◆ **MATERIAL FOR THIS EXERCISE**
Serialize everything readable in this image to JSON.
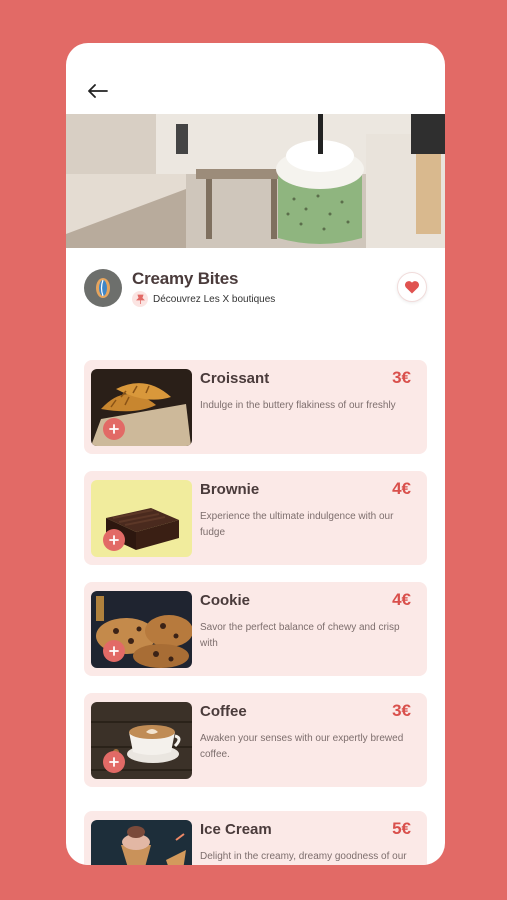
{
  "store": {
    "name": "Creamy Bites",
    "link_text": "Découvrez Les X boutiques"
  },
  "colors": {
    "background": "#e26a66",
    "card": "#fbe9e7",
    "accent": "#d9504c",
    "title": "#4a3b3b"
  },
  "icons": {
    "back": "arrow-left-icon",
    "pin": "pin-icon",
    "favorite": "heart-icon",
    "add": "plus-icon"
  },
  "menu": [
    {
      "name": "Croissant",
      "price": "3€",
      "description": "Indulge in the buttery flakiness of our freshly"
    },
    {
      "name": "Brownie",
      "price": "4€",
      "description": "Experience the ultimate indulgence with our fudge"
    },
    {
      "name": "Cookie",
      "price": "4€",
      "description": "Savor the perfect balance of chewy and crisp with"
    },
    {
      "name": "Coffee",
      "price": "3€",
      "description": "Awaken your senses with our expertly brewed coffee."
    },
    {
      "name": "Ice Cream",
      "price": "5€",
      "description": "Delight in the creamy, dreamy goodness of our"
    }
  ]
}
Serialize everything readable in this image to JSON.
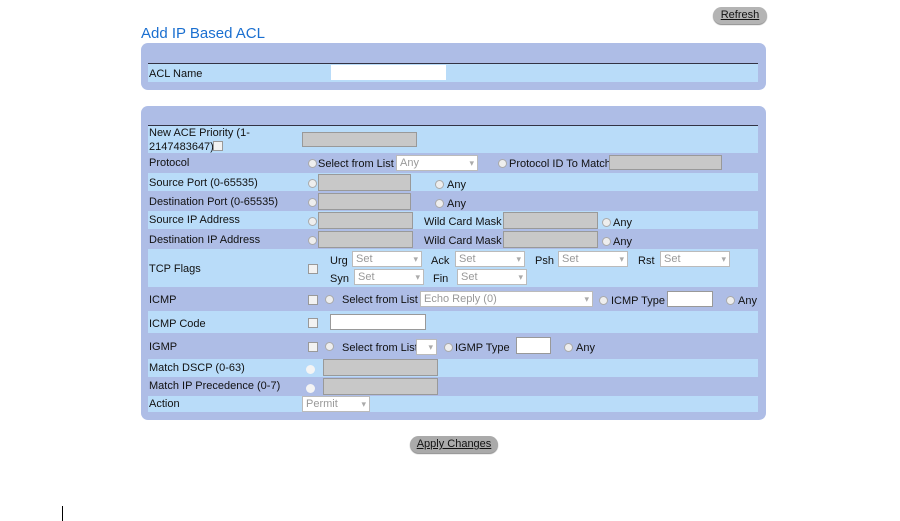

◆ **OBJECTIVE**
Pictures in the data above should not be copied; transcribe everything else exactly.

◆ **ANSWER TO THIS TASK**
Serialize everything readable in this image to JSON.
{
  "store": {
    "name": "Creamy Bites",
    "link_text": "Découvrez Les X boutiques"
  },
  "colors": {
    "background": "#e26a66",
    "card": "#fbe9e7",
    "accent": "#d9504c",
    "title": "#4a3b3b"
  },
  "icons": {
    "back": "arrow-left-icon",
    "pin": "pin-icon",
    "favorite": "heart-icon",
    "add": "plus-icon"
  },
  "menu": [
    {
      "name": "Croissant",
      "price": "3€",
      "description": "Indulge in the buttery flakiness of our freshly"
    },
    {
      "name": "Brownie",
      "price": "4€",
      "description": "Experience the ultimate indulgence with our fudge"
    },
    {
      "name": "Cookie",
      "price": "4€",
      "description": "Savor the perfect balance of chewy and crisp with"
    },
    {
      "name": "Coffee",
      "price": "3€",
      "description": "Awaken your senses with our expertly brewed coffee."
    },
    {
      "name": "Ice Cream",
      "price": "5€",
      "description": "Delight in the creamy, dreamy goodness of our"
    }
  ]
}
Serialize everything readable in this image to JSON.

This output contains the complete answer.